§ Set task
Find all lines in the listing that include the word "game", then copy them.

(begin)

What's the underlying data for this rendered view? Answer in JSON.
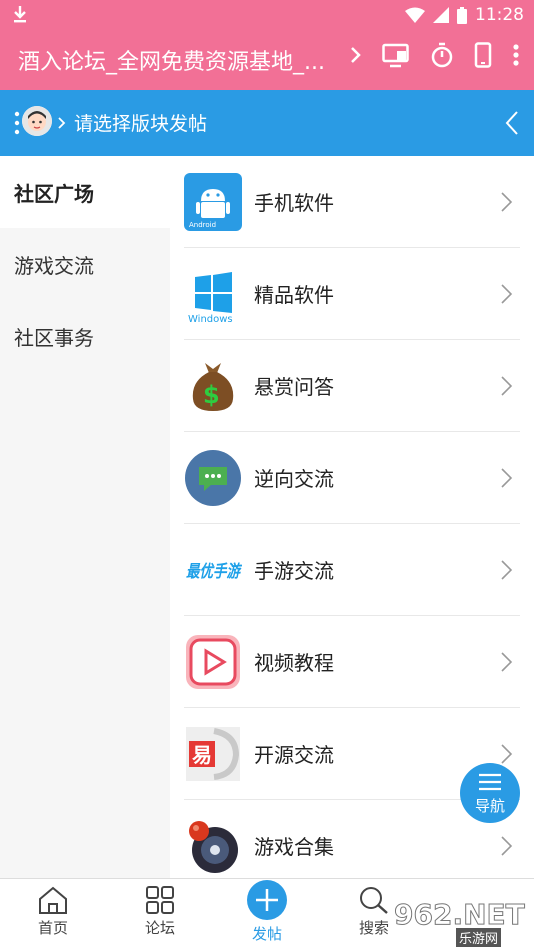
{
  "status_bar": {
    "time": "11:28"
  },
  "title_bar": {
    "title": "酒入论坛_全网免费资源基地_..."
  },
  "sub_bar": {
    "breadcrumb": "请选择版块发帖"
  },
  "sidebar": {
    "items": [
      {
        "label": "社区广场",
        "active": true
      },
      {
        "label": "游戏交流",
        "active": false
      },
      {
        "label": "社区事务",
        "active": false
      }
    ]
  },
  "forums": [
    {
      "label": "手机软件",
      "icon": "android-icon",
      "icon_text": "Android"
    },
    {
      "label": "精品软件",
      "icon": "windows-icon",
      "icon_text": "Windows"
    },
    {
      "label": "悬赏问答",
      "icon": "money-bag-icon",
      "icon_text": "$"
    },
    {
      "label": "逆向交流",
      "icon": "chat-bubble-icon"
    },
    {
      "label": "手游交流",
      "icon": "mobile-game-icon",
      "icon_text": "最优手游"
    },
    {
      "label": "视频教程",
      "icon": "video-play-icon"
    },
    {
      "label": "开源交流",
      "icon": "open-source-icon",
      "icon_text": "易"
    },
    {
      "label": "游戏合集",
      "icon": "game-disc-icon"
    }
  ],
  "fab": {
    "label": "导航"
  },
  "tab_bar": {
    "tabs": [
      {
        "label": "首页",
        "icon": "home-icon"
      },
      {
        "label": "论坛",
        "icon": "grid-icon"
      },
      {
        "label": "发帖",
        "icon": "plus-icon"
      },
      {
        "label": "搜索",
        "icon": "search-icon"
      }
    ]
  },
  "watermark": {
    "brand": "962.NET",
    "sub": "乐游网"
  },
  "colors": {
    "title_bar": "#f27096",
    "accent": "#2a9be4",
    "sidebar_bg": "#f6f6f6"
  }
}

(end)

§ Full output
      "icon": "mobile-game-icon",
      "icon": "game-disc-icon"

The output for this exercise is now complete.